SHORT EXERCISE: Comb through the entries for "label" and pull out each line that holds it.

• • • • • • •

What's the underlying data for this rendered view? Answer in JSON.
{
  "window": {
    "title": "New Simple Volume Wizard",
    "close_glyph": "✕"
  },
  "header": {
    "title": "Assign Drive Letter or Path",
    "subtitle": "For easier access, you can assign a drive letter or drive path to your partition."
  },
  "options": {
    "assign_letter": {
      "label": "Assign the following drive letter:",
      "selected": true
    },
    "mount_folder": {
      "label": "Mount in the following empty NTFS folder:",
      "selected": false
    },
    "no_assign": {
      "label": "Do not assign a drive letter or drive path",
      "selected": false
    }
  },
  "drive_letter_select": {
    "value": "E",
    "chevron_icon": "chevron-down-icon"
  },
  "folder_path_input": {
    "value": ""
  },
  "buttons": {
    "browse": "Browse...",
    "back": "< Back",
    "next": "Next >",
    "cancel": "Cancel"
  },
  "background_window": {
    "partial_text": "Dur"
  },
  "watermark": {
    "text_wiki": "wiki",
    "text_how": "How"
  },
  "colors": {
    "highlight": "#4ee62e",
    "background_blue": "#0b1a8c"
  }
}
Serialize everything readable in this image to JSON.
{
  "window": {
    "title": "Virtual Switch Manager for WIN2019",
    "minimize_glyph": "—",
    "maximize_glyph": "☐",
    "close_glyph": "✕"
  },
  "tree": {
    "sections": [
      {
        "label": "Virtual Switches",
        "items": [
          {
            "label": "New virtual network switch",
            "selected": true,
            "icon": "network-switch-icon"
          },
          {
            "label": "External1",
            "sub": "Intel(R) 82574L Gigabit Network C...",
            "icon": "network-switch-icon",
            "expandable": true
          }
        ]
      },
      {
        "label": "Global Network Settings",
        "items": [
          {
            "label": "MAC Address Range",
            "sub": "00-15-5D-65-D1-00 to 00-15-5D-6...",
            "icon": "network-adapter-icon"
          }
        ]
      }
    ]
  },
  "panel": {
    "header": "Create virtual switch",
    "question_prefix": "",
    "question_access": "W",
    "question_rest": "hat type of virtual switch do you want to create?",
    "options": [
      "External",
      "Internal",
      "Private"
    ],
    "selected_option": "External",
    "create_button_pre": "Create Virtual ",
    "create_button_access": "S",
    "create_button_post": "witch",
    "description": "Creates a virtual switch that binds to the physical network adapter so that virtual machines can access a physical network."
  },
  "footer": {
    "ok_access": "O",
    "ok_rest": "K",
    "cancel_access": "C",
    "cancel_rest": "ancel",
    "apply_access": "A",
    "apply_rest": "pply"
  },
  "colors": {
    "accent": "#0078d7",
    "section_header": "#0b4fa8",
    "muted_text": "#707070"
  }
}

• • • • • • •

CORRECT RESULT:
      "label": "Assign the following drive letter:",
      "label": "Mount in the following empty NTFS folder:",
      "label": "Do not assign a drive letter or drive path",
        "label": "Virtual Switches",
            "label": "New virtual network switch",
            "label": "External1",
        "label": "Global Network Settings",
            "label": "MAC Address Range",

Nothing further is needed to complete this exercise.